____ Records for processing

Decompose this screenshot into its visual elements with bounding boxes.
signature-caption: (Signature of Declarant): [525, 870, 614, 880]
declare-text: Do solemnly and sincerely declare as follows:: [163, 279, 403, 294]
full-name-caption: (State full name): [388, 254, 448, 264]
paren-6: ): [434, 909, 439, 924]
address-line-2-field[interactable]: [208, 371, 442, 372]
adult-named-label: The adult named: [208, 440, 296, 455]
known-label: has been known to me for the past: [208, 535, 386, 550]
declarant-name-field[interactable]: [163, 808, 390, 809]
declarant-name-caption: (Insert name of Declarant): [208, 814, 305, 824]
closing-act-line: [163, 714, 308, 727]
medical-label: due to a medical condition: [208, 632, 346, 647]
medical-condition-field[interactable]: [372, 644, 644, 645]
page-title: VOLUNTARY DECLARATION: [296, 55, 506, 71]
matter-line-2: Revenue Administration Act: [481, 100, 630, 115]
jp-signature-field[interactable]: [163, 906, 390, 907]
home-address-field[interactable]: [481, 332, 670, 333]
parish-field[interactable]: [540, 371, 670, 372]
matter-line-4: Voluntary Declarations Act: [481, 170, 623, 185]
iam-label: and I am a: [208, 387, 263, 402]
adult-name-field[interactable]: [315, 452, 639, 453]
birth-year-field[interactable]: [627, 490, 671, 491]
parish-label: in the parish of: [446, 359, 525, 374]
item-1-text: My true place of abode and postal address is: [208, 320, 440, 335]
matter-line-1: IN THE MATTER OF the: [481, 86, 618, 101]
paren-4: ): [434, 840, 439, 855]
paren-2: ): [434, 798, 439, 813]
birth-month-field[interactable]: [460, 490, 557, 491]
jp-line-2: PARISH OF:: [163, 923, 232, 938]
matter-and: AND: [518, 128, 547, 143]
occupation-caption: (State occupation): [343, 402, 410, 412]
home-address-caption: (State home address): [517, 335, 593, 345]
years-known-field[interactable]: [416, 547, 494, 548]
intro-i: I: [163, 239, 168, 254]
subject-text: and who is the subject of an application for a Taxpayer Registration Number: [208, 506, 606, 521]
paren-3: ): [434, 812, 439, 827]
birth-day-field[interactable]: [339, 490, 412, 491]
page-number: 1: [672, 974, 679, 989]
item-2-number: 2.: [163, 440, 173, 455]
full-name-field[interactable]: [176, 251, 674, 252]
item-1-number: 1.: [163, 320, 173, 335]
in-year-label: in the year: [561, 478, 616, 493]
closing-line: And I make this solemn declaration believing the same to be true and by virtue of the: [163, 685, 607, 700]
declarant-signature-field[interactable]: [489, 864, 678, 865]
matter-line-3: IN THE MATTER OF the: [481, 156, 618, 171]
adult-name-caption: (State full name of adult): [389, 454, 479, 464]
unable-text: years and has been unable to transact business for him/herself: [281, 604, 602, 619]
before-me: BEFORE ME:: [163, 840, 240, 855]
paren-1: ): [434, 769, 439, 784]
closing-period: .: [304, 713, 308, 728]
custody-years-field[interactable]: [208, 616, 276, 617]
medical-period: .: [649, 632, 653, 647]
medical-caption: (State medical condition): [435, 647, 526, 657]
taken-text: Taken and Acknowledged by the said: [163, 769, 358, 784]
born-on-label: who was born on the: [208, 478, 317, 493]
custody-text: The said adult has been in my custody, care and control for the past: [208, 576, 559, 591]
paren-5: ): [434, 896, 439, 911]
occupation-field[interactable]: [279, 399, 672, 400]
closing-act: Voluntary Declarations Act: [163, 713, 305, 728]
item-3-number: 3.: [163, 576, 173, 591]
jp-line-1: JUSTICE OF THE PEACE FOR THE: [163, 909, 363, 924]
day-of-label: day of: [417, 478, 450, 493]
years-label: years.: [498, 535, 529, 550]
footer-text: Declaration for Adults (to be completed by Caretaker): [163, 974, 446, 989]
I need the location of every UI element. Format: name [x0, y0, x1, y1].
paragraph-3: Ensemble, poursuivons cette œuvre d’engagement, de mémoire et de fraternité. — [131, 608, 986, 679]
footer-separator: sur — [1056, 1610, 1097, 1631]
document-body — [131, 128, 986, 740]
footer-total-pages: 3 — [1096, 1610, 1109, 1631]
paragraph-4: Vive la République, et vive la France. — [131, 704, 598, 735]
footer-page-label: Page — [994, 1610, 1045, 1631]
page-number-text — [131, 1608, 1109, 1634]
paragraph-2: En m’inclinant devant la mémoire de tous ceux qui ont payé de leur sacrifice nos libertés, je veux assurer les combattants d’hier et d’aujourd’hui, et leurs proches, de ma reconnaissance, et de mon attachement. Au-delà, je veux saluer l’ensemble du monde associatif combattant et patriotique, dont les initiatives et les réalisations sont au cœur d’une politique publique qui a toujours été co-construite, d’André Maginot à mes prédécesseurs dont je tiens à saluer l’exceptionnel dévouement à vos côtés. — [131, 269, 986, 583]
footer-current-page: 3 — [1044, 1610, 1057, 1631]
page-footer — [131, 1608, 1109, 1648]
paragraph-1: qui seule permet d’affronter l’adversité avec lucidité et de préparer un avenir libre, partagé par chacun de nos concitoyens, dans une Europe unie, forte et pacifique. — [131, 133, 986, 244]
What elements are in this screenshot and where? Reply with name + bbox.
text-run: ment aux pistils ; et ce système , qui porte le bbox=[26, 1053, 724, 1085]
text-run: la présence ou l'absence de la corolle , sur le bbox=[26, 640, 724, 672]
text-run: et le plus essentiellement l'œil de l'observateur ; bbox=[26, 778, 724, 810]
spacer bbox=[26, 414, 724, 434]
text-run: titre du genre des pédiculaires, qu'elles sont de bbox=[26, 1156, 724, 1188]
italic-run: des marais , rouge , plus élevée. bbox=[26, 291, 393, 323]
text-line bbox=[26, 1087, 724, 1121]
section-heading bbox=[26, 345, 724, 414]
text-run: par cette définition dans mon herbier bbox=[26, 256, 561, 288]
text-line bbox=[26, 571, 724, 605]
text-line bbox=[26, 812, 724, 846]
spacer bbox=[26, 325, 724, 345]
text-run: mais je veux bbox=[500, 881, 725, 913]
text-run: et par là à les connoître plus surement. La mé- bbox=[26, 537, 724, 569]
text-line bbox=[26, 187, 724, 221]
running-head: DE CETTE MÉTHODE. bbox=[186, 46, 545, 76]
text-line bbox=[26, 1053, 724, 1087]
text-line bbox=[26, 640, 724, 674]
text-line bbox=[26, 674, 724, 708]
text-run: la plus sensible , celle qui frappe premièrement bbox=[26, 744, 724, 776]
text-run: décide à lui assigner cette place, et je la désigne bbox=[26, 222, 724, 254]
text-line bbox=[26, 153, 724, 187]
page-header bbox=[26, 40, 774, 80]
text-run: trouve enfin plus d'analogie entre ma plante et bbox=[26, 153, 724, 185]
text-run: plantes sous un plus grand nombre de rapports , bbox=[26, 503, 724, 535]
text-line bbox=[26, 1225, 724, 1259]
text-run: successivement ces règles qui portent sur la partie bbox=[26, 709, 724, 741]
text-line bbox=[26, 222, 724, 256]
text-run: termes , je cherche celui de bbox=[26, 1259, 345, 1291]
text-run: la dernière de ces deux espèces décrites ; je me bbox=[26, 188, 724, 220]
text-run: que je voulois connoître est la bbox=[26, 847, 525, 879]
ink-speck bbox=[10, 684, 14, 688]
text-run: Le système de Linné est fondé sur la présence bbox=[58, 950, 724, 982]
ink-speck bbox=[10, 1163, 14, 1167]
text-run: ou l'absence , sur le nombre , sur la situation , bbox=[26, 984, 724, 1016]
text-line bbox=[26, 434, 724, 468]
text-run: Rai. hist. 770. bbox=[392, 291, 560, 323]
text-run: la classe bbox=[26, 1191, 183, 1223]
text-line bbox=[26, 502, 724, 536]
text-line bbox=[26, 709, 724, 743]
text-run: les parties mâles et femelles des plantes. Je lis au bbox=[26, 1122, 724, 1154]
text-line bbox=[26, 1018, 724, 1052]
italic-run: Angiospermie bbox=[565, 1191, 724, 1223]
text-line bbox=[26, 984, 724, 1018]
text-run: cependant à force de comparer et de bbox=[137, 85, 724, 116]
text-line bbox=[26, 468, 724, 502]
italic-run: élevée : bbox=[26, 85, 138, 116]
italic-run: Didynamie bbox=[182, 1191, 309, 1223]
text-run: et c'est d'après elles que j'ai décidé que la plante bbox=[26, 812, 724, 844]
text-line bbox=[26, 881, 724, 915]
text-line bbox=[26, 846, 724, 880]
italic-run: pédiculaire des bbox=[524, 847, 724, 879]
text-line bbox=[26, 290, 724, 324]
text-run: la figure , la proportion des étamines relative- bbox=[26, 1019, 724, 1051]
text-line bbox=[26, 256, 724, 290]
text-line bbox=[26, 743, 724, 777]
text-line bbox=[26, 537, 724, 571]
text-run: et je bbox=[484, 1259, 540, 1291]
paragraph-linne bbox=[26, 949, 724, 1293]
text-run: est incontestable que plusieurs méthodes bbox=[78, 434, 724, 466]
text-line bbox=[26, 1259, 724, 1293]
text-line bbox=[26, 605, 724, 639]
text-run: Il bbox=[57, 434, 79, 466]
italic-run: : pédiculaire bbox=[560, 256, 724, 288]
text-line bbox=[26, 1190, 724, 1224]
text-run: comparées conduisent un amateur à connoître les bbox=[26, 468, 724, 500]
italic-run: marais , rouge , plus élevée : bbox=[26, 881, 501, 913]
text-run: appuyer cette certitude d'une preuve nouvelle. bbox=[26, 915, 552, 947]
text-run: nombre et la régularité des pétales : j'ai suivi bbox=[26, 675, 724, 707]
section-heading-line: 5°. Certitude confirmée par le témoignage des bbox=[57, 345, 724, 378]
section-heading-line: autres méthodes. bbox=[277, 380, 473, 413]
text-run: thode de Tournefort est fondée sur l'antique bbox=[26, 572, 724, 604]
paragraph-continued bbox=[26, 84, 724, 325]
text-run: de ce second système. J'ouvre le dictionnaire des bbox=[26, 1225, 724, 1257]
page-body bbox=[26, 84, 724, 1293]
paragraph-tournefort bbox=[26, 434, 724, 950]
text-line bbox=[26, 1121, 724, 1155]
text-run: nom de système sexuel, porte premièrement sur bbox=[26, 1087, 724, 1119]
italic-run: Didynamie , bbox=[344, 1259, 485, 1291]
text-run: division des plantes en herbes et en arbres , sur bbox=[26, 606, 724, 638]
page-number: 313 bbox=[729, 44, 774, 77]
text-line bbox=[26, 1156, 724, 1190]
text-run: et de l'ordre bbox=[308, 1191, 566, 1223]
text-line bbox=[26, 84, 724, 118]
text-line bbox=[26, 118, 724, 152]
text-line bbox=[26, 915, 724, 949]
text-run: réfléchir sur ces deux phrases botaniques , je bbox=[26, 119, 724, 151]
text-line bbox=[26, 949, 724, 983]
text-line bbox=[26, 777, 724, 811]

________

▶ [What you should do]: Can you rewrite the rows from the first one through the line containing "address-line-2-field[interactable]: [208, 371, 442, 372]", swapping "Declarant" for "Affiant" and leaving everything else as it is?

▶ [Task response]:
Decompose this screenshot into its visual elements with bounding boxes.
signature-caption: (Signature of Affiant): [525, 870, 614, 880]
declare-text: Do solemnly and sincerely declare as follows:: [163, 279, 403, 294]
full-name-caption: (State full name): [388, 254, 448, 264]
paren-6: ): [434, 909, 439, 924]
address-line-2-field[interactable]: [208, 371, 442, 372]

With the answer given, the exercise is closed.